Exercise instructions.
**1.** In the text on ploidy level and cell size in Arabidopsis leaves, what does ATML1 do?
**2.** Continue the text on ploidy level and cell size in Arabidopsis leaves, starting right after its final sentence.

Selected text.
═══
We then performed an in situ single-cell-level analysis of the ploidy level and cell size of epidermal and subepidermal palisade cells of Arabidopsis leaves (Katagiri et al. 2016). As expected, the single-cell-level measurements revealed that there was no clear correlation between cell size and ploidy level in the subepidermal layer, contrary to the findings in epidermal pavement cells (Fig. 5a). Interestingly, the correlation became much clearer even in the subepidermal layer upon ectopic expression of ATML1, a transcriptional regulator that gives cells identity of epidermis (Katagiri et al. 2016). This suggests that the correlation between ploidy level and cell size is actively regulated by a genetic system or systems that are linked to epidermal identity (Fig. 5b), or that the relationship is suppressed in the subepidermal tissue by some mechanism. In sum, both of the abovementioned studies indicate that ploidy level is related to cell size in a tissue-specific and genetic-background-dependent manner.
═══
Extracted material.
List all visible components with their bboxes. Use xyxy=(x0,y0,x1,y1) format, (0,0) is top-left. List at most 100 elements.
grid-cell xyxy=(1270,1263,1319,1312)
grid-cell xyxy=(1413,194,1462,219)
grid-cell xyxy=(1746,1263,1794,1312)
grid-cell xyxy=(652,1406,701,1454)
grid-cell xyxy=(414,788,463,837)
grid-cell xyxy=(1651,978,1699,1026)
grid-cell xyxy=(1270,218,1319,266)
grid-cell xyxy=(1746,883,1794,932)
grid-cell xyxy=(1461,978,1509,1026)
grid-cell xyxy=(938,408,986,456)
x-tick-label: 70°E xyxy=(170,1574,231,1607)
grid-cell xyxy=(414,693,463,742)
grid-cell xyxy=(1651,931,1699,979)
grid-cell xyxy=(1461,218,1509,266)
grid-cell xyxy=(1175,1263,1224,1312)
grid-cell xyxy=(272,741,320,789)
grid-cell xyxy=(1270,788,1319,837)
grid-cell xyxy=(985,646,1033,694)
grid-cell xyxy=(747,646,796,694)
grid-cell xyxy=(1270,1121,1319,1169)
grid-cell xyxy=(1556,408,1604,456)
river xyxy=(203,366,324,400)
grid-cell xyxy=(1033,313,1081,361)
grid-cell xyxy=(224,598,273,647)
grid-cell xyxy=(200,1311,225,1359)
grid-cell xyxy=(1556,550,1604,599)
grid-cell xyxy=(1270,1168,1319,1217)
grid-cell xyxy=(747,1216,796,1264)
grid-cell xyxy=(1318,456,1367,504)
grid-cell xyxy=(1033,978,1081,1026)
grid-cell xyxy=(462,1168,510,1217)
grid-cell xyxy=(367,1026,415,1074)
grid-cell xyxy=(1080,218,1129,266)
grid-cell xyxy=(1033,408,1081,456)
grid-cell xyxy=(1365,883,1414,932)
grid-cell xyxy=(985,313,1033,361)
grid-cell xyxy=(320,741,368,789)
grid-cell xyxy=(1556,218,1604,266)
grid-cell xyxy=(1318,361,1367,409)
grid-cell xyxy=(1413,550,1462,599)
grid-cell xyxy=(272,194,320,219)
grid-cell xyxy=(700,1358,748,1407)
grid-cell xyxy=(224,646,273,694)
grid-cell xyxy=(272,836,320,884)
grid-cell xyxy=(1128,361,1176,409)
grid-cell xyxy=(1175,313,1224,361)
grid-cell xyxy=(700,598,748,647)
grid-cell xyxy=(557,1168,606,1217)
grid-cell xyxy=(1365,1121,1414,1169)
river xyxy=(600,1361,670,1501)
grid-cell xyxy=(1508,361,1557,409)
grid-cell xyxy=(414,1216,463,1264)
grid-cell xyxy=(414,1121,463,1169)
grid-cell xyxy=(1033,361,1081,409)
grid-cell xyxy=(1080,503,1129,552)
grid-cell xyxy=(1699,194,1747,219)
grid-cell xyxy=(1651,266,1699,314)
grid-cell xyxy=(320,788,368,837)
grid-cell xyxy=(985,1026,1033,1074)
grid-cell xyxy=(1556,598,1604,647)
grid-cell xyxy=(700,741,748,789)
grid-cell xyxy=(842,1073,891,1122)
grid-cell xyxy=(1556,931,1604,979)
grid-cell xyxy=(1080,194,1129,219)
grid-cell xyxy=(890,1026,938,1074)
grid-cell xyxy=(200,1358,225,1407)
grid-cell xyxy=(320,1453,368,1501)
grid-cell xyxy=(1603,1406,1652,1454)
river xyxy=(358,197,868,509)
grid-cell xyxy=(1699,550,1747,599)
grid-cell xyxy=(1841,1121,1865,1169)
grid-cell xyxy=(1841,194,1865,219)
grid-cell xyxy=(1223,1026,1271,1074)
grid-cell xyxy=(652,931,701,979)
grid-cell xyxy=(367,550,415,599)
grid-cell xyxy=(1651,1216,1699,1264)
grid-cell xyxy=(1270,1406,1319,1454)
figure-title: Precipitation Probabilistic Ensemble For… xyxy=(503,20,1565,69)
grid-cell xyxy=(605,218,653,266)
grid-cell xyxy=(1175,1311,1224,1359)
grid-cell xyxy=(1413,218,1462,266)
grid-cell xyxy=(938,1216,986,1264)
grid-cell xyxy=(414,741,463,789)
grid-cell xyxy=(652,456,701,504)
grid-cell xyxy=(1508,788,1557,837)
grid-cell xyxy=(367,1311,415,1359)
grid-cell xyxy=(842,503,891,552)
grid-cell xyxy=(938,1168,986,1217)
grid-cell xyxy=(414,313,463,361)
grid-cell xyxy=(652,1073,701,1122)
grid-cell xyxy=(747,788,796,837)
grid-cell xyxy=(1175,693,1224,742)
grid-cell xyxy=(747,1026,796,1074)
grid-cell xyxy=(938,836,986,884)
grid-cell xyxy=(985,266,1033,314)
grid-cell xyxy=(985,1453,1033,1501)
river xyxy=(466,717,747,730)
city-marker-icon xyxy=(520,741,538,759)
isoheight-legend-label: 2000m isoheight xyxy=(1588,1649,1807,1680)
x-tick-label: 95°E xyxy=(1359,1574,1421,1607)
═══
Exercise responses.
**1.** It is a transcriptional regulator that gives cells the identity of epidermis.

**2.**
![figure 5](http://media.springernature.com/lw685/springer-static/image/art%3A10.1007%2Fs10265-019-01125-7/MediaObjects/10265_2019_1125_Fig5_HTML.png)
Figure modified from Katagiri et al. (2016)
The relationship between nuclear ploidy level and cell size in the epidermis and palisade layer of Arabidopsis, before and after induction of ATML1, a master regulator of the epidermis identity in all leaf cells. The relationship between the relative nuclear DNA content (ploidy level: x-axis) and cell volume (y-axis) is shown for individual pavement and palisade mesophyll cells in a 21-day-old proRPS5A-ATML1 plant, after 14 days of control dimethyl sulfoxide treatment (a) and inductive ß-estradiol treatment (b). rs indicates the Spearman rank correlation coefficient.
In addition, we determined how the initiation of the additional endocycle is regulated in mesophyll cells. Previously, it was shown in sepals that the rate of entry into the endocycle is different each time (Roeder et al. 2010). We examined the frequency of each ploidy level in leaf cells and found that the dynamics could be explained by the Poisson distribution, which differs from the abovementioned findings in sepals (Kawade and Tsukaya 2017). Interestingly, the regulatory system for repeated endoreduplication differs between foliage leaves and sepals.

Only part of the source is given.